* _DESCRIPTION OF THE TASK_
In the data below, locate each line with the word "restaurants" and list it.

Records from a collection
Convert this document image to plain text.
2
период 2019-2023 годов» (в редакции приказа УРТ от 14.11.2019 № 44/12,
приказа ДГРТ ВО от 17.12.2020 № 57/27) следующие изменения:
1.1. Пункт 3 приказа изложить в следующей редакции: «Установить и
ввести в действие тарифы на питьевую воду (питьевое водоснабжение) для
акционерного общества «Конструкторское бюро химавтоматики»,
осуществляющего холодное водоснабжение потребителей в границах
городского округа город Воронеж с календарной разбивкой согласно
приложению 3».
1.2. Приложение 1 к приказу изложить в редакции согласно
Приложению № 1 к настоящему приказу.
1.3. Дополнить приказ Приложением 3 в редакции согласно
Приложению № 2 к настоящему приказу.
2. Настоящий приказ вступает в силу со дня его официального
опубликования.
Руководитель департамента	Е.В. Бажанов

==

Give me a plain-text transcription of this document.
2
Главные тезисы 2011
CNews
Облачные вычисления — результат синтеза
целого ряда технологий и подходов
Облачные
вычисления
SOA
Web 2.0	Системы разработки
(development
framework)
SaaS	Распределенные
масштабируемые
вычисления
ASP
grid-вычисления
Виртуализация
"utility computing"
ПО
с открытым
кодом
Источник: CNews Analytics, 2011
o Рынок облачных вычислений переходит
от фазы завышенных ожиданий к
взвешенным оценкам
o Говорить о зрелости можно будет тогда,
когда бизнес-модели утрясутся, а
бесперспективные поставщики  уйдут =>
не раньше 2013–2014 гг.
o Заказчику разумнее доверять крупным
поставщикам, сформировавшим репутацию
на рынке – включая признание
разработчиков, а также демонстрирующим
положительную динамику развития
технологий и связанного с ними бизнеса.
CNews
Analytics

--

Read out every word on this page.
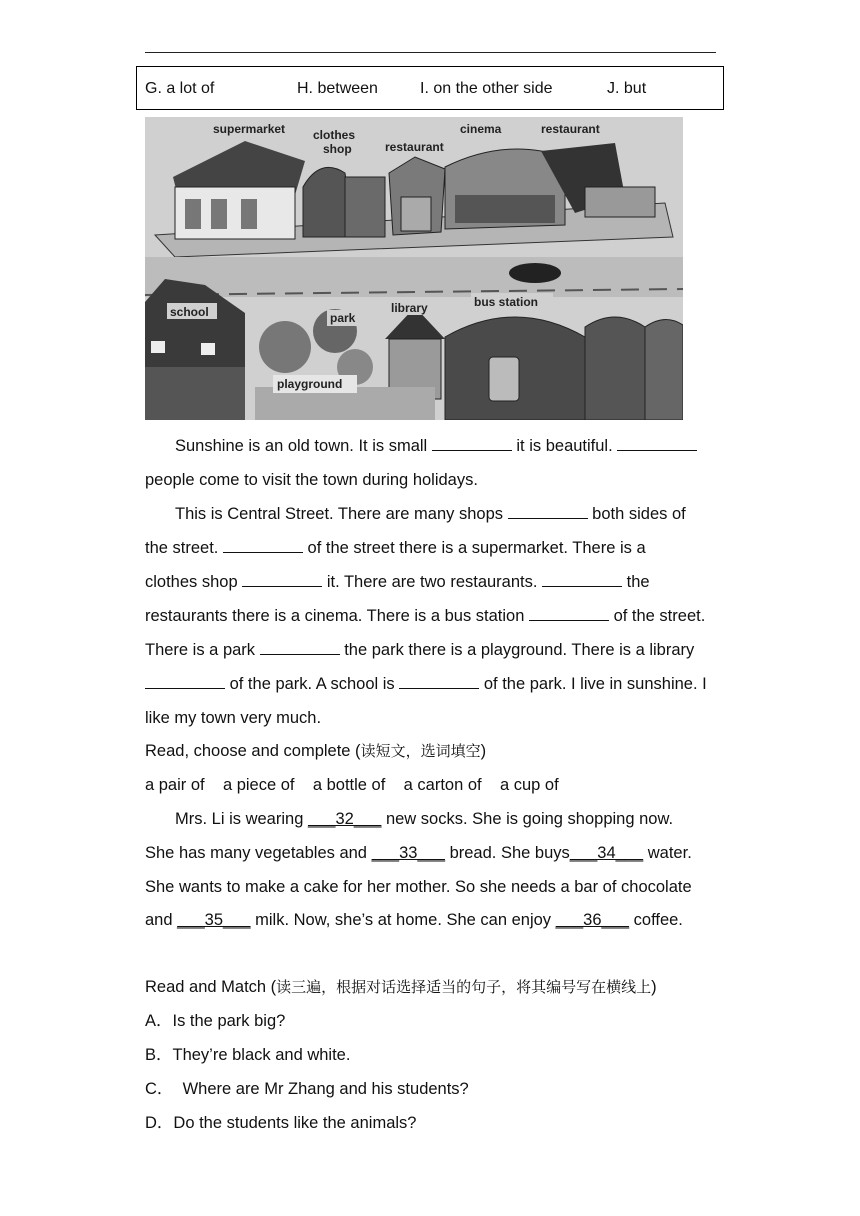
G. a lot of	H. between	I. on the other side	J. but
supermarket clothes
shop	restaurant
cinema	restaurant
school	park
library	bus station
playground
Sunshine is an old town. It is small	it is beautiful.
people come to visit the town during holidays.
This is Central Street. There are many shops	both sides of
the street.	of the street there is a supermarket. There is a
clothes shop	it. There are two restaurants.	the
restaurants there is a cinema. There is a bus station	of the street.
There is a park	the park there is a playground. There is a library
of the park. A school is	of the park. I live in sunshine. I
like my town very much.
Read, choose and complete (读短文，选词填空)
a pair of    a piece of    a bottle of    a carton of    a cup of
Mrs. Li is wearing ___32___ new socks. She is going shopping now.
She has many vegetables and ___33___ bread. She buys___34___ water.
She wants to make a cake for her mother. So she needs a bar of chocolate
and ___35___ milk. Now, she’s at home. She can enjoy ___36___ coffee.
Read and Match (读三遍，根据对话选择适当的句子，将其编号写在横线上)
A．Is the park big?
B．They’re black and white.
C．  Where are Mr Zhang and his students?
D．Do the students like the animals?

* _ANSWER FOR THE TASK_
clothes shop	it. There are two restaurants.	the
restaurants there is a cinema. There is a bus station	of the street.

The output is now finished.